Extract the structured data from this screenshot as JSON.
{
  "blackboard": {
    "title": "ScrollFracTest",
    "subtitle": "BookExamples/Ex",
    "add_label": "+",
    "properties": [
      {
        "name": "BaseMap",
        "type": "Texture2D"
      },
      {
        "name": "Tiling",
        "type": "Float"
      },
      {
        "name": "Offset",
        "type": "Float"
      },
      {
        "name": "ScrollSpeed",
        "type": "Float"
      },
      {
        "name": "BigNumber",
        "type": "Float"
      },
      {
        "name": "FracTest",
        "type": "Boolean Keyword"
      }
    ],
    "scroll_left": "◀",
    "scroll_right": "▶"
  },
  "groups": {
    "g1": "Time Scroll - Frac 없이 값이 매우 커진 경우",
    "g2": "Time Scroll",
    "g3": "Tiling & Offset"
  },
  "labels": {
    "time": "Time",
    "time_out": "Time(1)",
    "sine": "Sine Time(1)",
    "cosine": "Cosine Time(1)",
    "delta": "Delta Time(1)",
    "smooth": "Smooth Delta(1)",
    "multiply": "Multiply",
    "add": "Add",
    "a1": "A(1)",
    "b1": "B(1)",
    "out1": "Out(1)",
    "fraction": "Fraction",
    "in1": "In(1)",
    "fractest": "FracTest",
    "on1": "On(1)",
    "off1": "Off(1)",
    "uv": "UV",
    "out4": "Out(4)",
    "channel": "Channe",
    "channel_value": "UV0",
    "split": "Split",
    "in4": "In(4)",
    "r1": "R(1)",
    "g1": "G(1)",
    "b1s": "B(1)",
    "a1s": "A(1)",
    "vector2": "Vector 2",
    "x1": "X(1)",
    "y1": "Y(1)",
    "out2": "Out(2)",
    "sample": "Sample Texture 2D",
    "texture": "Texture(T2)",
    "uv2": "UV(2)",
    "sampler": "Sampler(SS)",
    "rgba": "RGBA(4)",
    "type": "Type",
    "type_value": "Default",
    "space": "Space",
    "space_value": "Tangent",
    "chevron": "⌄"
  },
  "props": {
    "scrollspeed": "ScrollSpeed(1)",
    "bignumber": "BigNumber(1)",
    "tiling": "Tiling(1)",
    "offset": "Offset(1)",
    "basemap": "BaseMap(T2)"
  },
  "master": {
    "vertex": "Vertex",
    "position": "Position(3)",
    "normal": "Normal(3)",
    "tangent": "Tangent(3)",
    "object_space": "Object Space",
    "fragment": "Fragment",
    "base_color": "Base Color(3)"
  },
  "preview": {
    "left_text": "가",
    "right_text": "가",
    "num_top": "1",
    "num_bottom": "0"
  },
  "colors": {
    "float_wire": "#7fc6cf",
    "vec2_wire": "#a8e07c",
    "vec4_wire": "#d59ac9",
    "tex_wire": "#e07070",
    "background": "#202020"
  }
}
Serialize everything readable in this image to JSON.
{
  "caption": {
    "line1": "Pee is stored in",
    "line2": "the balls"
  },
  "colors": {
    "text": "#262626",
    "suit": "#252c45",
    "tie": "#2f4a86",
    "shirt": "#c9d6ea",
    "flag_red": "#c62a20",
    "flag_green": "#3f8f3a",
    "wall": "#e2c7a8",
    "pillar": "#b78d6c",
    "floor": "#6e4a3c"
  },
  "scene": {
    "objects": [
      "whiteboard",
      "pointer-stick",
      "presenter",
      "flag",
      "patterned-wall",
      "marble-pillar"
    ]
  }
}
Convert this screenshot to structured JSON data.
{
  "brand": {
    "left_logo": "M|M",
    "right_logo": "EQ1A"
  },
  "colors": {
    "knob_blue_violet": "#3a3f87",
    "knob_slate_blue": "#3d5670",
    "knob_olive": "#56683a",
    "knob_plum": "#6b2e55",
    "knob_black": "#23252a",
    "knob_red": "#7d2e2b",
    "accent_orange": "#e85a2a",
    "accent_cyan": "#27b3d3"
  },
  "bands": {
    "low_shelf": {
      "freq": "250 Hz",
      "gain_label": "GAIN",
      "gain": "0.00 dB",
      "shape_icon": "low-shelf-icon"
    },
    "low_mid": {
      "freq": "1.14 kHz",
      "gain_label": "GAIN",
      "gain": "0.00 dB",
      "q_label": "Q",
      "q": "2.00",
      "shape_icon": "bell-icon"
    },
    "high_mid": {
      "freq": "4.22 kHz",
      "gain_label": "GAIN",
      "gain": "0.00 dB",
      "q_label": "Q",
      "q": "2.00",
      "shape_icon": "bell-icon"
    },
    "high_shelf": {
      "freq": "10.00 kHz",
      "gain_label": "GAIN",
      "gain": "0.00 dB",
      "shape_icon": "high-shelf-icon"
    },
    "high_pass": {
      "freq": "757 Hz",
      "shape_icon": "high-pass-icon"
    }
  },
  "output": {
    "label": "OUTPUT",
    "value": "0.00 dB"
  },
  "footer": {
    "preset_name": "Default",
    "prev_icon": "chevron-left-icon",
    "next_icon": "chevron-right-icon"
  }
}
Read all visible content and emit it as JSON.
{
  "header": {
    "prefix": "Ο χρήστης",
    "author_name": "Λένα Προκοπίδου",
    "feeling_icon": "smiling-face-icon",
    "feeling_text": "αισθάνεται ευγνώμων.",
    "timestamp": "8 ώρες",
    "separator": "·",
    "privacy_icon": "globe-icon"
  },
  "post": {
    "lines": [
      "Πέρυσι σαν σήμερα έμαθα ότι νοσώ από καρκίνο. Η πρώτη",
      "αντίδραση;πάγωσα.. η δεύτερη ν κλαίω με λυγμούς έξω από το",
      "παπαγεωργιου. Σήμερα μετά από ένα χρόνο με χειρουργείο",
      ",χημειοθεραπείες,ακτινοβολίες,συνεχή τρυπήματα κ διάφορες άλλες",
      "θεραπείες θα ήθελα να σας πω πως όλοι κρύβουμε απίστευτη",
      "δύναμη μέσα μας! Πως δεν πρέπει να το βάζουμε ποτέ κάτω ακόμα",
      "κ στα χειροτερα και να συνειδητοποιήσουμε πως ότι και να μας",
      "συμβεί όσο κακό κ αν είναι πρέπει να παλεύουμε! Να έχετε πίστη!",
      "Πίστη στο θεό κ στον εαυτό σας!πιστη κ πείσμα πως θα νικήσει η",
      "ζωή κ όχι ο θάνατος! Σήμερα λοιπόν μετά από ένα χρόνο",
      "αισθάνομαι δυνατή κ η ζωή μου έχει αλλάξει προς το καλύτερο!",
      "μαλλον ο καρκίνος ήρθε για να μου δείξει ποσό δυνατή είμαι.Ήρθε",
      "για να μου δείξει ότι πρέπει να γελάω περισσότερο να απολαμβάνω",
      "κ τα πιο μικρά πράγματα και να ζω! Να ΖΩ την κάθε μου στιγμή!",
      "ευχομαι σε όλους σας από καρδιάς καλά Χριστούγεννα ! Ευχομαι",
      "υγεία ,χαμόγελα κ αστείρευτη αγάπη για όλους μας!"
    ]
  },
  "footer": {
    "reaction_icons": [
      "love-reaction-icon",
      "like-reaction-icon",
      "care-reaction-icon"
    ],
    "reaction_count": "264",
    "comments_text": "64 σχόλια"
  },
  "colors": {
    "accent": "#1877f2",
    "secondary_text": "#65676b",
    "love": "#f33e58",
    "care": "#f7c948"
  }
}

§

Every line of the records above needs to be given again exactly.

*TASK OUTPUT*.
Extract the structured data from this screenshot as JSON.
{
  "blackboard": {
    "title": "ScrollFracTest",
    "subtitle": "BookExamples/Ex",
    "add_label": "+",
    "properties": [
      {
        "name": "BaseMap",
        "type": "Texture2D"
      },
      {
        "name": "Tiling",
        "type": "Float"
      },
      {
        "name": "Offset",
        "type": "Float"
      },
      {
        "name": "ScrollSpeed",
        "type": "Float"
      },
      {
        "name": "BigNumber",
        "type": "Float"
      },
      {
        "name": "FracTest",
        "type": "Boolean Keyword"
      }
    ],
    "scroll_left": "◀",
    "scroll_right": "▶"
  },
  "groups": {
    "g1": "Time Scroll - Frac 없이 값이 매우 커진 경우",
    "g2": "Time Scroll",
    "g3": "Tiling & Offset"
  },
  "labels": {
    "time": "Time",
    "time_out": "Time(1)",
    "sine": "Sine Time(1)",
    "cosine": "Cosine Time(1)",
    "delta": "Delta Time(1)",
    "smooth": "Smooth Delta(1)",
    "multiply": "Multiply",
    "add": "Add",
    "a1": "A(1)",
    "b1": "B(1)",
    "out1": "Out(1)",
    "fraction": "Fraction",
    "in1": "In(1)",
    "fractest": "FracTest",
    "on1": "On(1)",
    "off1": "Off(1)",
    "uv": "UV",
    "out4": "Out(4)",
    "channel": "Channe",
    "channel_value": "UV0",
    "split": "Split",
    "in4": "In(4)",
    "r1": "R(1)",
    "g1": "G(1)",
    "b1s": "B(1)",
    "a1s": "A(1)",
    "vector2": "Vector 2",
    "x1": "X(1)",
    "y1": "Y(1)",
    "out2": "Out(2)",
    "sample": "Sample Texture 2D",
    "texture": "Texture(T2)",
    "uv2": "UV(2)",
    "sampler": "Sampler(SS)",
    "rgba": "RGBA(4)",
    "type": "Type",
    "type_value": "Default",
    "space": "Space",
    "space_value": "Tangent",
    "chevron": "⌄"
  },
  "props": {
    "scrollspeed": "ScrollSpeed(1)",
    "bignumber": "BigNumber(1)",
    "tiling": "Tiling(1)",
    "offset": "Offset(1)",
    "basemap": "BaseMap(T2)"
  },
  "master": {
    "vertex": "Vertex",
    "position": "Position(3)",
    "normal": "Normal(3)",
    "tangent": "Tangent(3)",
    "object_space": "Object Space",
    "fragment": "Fragment",
    "base_color": "Base Color(3)"
  },
  "preview": {
    "left_text": "가",
    "right_text": "가",
    "num_top": "1",
    "num_bottom": "0"
  },
  "colors": {
    "float_wire": "#7fc6cf",
    "vec2_wire": "#a8e07c",
    "vec4_wire": "#d59ac9",
    "tex_wire": "#e07070",
    "background": "#202020"
  }
}
Serialize everything readable in this image to JSON.
{
  "caption": {
    "line1": "Pee is stored in",
    "line2": "the balls"
  },
  "colors": {
    "text": "#262626",
    "suit": "#252c45",
    "tie": "#2f4a86",
    "shirt": "#c9d6ea",
    "flag_red": "#c62a20",
    "flag_green": "#3f8f3a",
    "wall": "#e2c7a8",
    "pillar": "#b78d6c",
    "floor": "#6e4a3c"
  },
  "scene": {
    "objects": [
      "whiteboard",
      "pointer-stick",
      "presenter",
      "flag",
      "patterned-wall",
      "marble-pillar"
    ]
  }
}
Convert this screenshot to structured JSON data.
{
  "brand": {
    "left_logo": "M|M",
    "right_logo": "EQ1A"
  },
  "colors": {
    "knob_blue_violet": "#3a3f87",
    "knob_slate_blue": "#3d5670",
    "knob_olive": "#56683a",
    "knob_plum": "#6b2e55",
    "knob_black": "#23252a",
    "knob_red": "#7d2e2b",
    "accent_orange": "#e85a2a",
    "accent_cyan": "#27b3d3"
  },
  "bands": {
    "low_shelf": {
      "freq": "250 Hz",
      "gain_label": "GAIN",
      "gain": "0.00 dB",
      "shape_icon": "low-shelf-icon"
    },
    "low_mid": {
      "freq": "1.14 kHz",
      "gain_label": "GAIN",
      "gain": "0.00 dB",
      "q_label": "Q",
      "q": "2.00",
      "shape_icon": "bell-icon"
    },
    "high_mid": {
      "freq": "4.22 kHz",
      "gain_label": "GAIN",
      "gain": "0.00 dB",
      "q_label": "Q",
      "q": "2.00",
      "shape_icon": "bell-icon"
    },
    "high_shelf": {
      "freq": "10.00 kHz",
      "gain_label": "GAIN",
      "gain": "0.00 dB",
      "shape_icon": "high-shelf-icon"
    },
    "high_pass": {
      "freq": "757 Hz",
      "shape_icon": "high-pass-icon"
    }
  },
  "output": {
    "label": "OUTPUT",
    "value": "0.00 dB"
  },
  "footer": {
    "preset_name": "Default",
    "prev_icon": "chevron-left-icon",
    "next_icon": "chevron-right-icon"
  }
}
Read all visible content and emit it as JSON.
{
  "header": {
    "prefix": "Ο χρήστης",
    "author_name": "Λένα Προκοπίδου",
    "feeling_icon": "smiling-face-icon",
    "feeling_text": "αισθάνεται ευγνώμων.",
    "timestamp": "8 ώρες",
    "separator": "·",
    "privacy_icon": "globe-icon"
  },
  "post": {
    "lines": [
      "Πέρυσι σαν σήμερα έμαθα ότι νοσώ από καρκίνο. Η πρώτη",
      "αντίδραση;πάγωσα.. η δεύτερη ν κλαίω με λυγμούς έξω από το",
      "παπαγεωργιου. Σήμερα μετά από ένα χρόνο με χειρουργείο",
      ",χημειοθεραπείες,ακτινοβολίες,συνεχή τρυπήματα κ διάφορες άλλες",
      "θεραπείες θα ήθελα να σας πω πως όλοι κρύβουμε απίστευτη",
      "δύναμη μέσα μας! Πως δεν πρέπει να το βάζουμε ποτέ κάτω ακόμα",
      "κ στα χειροτερα και να συνειδητοποιήσουμε πως ότι και να μας",
      "συμβεί όσο κακό κ αν είναι πρέπει να παλεύουμε! Να έχετε πίστη!",
      "Πίστη στο θεό κ στον εαυτό σας!πιστη κ πείσμα πως θα νικήσει η",
      "ζωή κ όχι ο θάνατος! Σήμερα λοιπόν μετά από ένα χρόνο",
      "αισθάνομαι δυνατή κ η ζωή μου έχει αλλάξει προς το καλύτερο!",
      "μαλλον ο καρκίνος ήρθε για να μου δείξει ποσό δυνατή είμαι.Ήρθε",
      "για να μου δείξει ότι πρέπει να γελάω περισσότερο να απολαμβάνω",
      "κ τα πιο μικρά πράγματα και να ζω! Να ΖΩ την κάθε μου στιγμή!",
      "ευχομαι σε όλους σας από καρδιάς καλά Χριστούγεννα ! Ευχομαι",
      "υγεία ,χαμόγελα κ αστείρευτη αγάπη για όλους μας!"
    ]
  },
  "footer": {
    "reaction_icons": [
      "love-reaction-icon",
      "like-reaction-icon",
      "care-reaction-icon"
    ],
    "reaction_count": "264",
    "comments_text": "64 σχόλια"
  },
  "colors": {
    "accent": "#1877f2",
    "secondary_text": "#65676b",
    "love": "#f33e58",
    "care": "#f7c948"
  }
}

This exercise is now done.